[Start Provided information]

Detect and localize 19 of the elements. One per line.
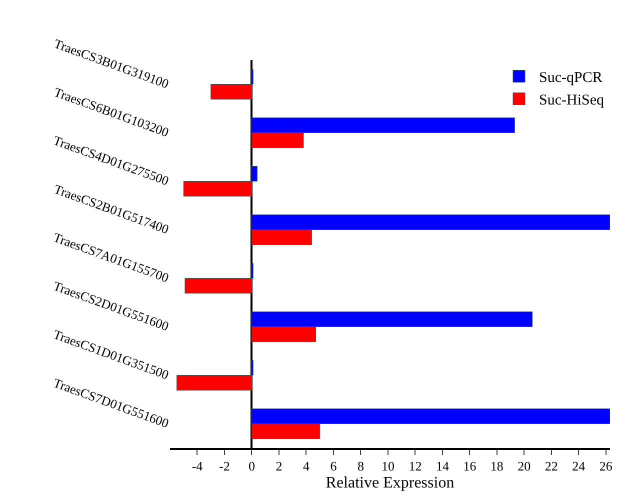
x-tick-label: 24 [572,458,586,474]
x-tick-label: 16 [463,458,477,474]
x-tick-label: -4 [192,458,204,474]
legend-label: Suc-HiSeq [539,92,604,109]
x-axis-title: Relative Expression [326,474,454,492]
x-tick-label: 22 [544,458,558,474]
x-tick-label: 8 [357,458,364,474]
x-tick-label: 12 [408,458,422,474]
x-tick-label: 14 [436,458,450,474]
x-tick-label: 26 [599,458,613,474]
legend-label: Suc-qPCR [539,70,602,86]
x-tick-label: 10 [381,458,394,474]
x-tick-label: 18 [490,458,504,474]
x-tick-label: 20 [518,458,531,474]
x-tick-label: 6 [330,458,338,474]
x-tick-label: 0 [248,458,255,474]
x-tick-label: 4 [302,458,310,474]
x-tick-label: -2 [219,458,230,474]
x-tick-label: 2 [276,458,282,474]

[End Provided information]

Reproduce every line of the records above without any changes, and leave out the picture placeholders.

§ **Written answer**
Detect and localize 19 of the elements. One per line.
x-tick-label: 24 [572,458,586,474]
x-tick-label: 16 [463,458,477,474]
x-tick-label: -4 [192,458,204,474]
legend-label: Suc-HiSeq [539,92,604,109]
x-axis-title: Relative Expression [326,474,454,492]
x-tick-label: 22 [544,458,558,474]
x-tick-label: 8 [357,458,364,474]
x-tick-label: 12 [408,458,422,474]
x-tick-label: 14 [436,458,450,474]
x-tick-label: 26 [599,458,613,474]
legend-label: Suc-qPCR [539,70,602,86]
x-tick-label: 10 [381,458,394,474]
x-tick-label: 18 [490,458,504,474]
x-tick-label: 20 [518,458,531,474]
x-tick-label: 6 [330,458,338,474]
x-tick-label: 0 [248,458,255,474]
x-tick-label: 4 [302,458,310,474]
x-tick-label: -2 [219,458,230,474]
x-tick-label: 2 [276,458,282,474]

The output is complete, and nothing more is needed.